Texto da página:

*-*-*

Quando o filme foi lançado em 2001, ele foi histórico por ocorrer exatamente no ano do fim do controle do Talibã na região, por quase não existir filmes vindos desses países por conta dos constantes conflitos. No ano seguinte, já haveria a invasão americana proposta por George Bush. Alguns dizem que o próprio ex presidente pediu para ver o filme. A perspectiva da garota no filme que transita o deserto atrás da irmã, e é uma jornada que em uma primeira visão parece um filme triste, mas apenas se você não entender os sub tons de ironia presentes na forma de como a menina atravessa a fronteira. 


A cena das pernas dadas pelas associações humanitárias, onde o homem queria a prótese da perna bonita parecida com a da esposa, não aceitando uma meia boca por parte das ONGs foi muito legal por mostrar a preocupação do marido com o bem-estar da sua esposa. Essa cena foi metafórica de como a faixa de gaza deixa sequelas e que o modos de vida são alterados para conviver com deficiências diversas, causados por esses conflitos constantes. 




A ligação entre o Afeganistão e o Irã vai além das fronteiras. Há quase 300 anos atrás, o Afeganistão era ligado no mesmo território que o Irã; Também falavam a mesma língua, Farsi.  Os afegãos que discordam das atitudes e dos conversadores radicais.

A população afegã tem uma relação especial com o Irã. Há 250 anos o Afeganistão foi parte do Irã, quando dividiu a língua (farsi), a religião e uma história comum. Os afegãos são muito próximos culturalmente, além de dividir uma larga fronteira com o país. Hoje há milhões de imigrantes afegãos no Irã. 


A situação no Afeganistão não é simples, já que é o resultado de muitos anos de discriminação e exploração por poderes de todo o mundo. Por muito tempo, o Afeganistão contribuiu para o tráfico de drogas, sendo o maior ‘exportador’ mundial de ópio, enquanto conservava uma imensa porcentagem da população faminta e privada de dignidade básica.

*-*-*

Registros de dados:
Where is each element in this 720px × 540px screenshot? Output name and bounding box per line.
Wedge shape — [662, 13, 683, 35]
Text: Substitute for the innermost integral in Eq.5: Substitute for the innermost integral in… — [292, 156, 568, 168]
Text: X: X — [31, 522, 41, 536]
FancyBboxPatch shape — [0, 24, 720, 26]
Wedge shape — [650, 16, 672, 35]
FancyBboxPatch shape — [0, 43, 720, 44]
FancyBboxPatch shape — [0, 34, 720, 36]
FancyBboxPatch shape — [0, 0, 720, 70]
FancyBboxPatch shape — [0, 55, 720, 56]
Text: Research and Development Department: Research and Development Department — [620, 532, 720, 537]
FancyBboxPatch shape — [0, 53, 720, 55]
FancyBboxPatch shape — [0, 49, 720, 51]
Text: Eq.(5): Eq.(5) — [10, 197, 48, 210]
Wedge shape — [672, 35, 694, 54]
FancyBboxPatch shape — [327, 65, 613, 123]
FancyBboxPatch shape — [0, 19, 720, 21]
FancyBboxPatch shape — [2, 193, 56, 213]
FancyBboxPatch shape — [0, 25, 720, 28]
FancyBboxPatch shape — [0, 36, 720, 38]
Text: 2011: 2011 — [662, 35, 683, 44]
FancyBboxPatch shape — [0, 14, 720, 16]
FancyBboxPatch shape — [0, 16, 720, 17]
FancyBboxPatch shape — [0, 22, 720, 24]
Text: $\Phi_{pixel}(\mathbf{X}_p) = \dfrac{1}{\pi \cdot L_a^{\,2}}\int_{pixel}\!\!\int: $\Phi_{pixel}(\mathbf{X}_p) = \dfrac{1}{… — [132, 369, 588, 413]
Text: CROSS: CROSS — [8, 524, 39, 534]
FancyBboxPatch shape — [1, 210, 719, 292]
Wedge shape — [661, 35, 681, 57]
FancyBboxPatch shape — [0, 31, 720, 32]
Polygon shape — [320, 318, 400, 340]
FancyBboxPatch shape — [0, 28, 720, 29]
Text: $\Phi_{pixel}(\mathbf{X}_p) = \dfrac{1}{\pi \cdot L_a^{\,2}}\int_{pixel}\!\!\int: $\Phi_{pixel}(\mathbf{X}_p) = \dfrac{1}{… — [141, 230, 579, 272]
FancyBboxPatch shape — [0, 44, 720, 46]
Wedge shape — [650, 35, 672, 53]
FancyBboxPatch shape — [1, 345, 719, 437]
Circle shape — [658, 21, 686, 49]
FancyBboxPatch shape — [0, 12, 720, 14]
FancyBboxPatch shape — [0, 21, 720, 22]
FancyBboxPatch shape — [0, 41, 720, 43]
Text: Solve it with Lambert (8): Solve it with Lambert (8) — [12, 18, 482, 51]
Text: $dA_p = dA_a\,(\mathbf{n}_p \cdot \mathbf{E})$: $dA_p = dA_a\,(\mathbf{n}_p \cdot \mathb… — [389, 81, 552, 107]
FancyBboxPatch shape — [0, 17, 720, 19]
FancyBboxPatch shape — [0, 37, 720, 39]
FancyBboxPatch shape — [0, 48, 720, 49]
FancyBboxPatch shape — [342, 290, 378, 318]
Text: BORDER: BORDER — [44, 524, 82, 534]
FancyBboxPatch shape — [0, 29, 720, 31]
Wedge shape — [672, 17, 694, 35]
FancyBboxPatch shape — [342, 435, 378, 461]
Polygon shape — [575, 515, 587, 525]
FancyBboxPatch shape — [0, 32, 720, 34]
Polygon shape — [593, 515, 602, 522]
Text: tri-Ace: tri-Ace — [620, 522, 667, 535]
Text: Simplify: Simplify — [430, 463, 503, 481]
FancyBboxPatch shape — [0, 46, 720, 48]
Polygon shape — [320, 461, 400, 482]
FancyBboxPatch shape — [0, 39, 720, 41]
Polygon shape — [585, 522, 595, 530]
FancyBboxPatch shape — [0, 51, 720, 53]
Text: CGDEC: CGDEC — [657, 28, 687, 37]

*-*-*

Problemas e tarefas:
A. Reproduza sem alterações o trecho do texto sobre o filme e o Afeganistão que começa em "A população afegã" e termina em "de dignidade básica.".
B. Por favor, retome o texto sobre o filme e o Afeganistão a partir do ponto em que ele para.
Os itens vêm de outra fonte.

Resultados das tarefas:
A.
A população afegã tem uma relação especial com o Irã. Há 250 anos o Afeganistão foi parte do Irã, quando dividiu a língua (farsi), a religião e uma história comum. Os afegãos são muito próximos culturalmente, além de dividir uma larga fronteira com o país. Hoje há milhões de imigrantes afegãos no Irã. 


A situação no Afeganistão não é simples, já que é o resultado de muitos anos de discriminação e exploração por poderes de todo o mundo. Por muito tempo, o Afeganistão contribuiu para o tráfico de drogas, sendo o maior ‘exportador’ mundial de ópio, enquanto conservava uma imensa porcentagem da população faminta e privada de dignidade básica.

B.
Mohsen Makhmalbaf foi o cineasta mais militante contra o Talibã e discutiu isso profundamente em seus filmes. Seu documentário Alfabeto Afegão (2002) foi um projeto para discutir a educação como o único caminho de mudança da percepção frente aos problemas do subdesenvolvimento. 


O filme usa de uma câmera digital simples, o que ajuda a perceber um formato de documentário. A ideia do deslocamento provocado pelo exílio é bem potente, pois ela exige do expectador uma mentalidade longe do maniqueísmo tradicional. A maioria das críticas desse filme enfocam no carácter do drama, do subdesenvolvimento e de uma certa análise de uma "tristeza" e de um descaso. Não sei se foi essa a intenção do diretor, mas certamente há uma visão clara que estabelece divisões entre estabelecidos e os de fora. 


A jornalista afegã de volta ao seu país de origem, se sente perdida entre já ter sido do lugar, e ao mesmo tempo, não ser mais. O que faz com que ela possa observar a pobreza e o subdesenvolvimento como uma espécie de abandono e refúgio do mundo, uma situação de uma experiência que pôde apenas existir  consegue olhar a situação dos refugiados afegãos no Irã com o distanciamento do exílio. 

Por fim, termino dando minha opinião de que não há resposta certa, apenas o povo local que sofre com essas drásticas alterações de poder. O mais interessante é observar como isso está acontecendo de novo em 2021 com a volta do Talibã.  O fim das escolas para as meninas, fim do emprego para as mulheres, o que para mim não faz nenhum sentido. Se você quer uma "boa esposa", no caso, quanto mais estudo ela tiver, mais consciência, portanto, mais fiel a você ela vai ser. Esse é um bom recado para o Talibã manter suas mulheres para além do uso da força. A noção do estudo ser visto como uma noção "suja" também faz parte desse preconceito. 


Se o problema fosse a convivência com outros homens, porque não escolas onde as mulheres dão aulas para as mulheres, mesma coisa nas universidades? Seria uma saída para todos, mas não é isso que eles querem. E o outro lado, ocidental e golpista, espera na moita para invadir de novo o Afeganistão, como já fez a União Soviética de Brejnev, e os Estados Unidos de Bush por conta do petróleo. Para essa questão, não tem solução, pois é uma escravidão cultural que preserva os homens e queima as conquistas das mulheres, dizendo que são fruto do "internacionalismo".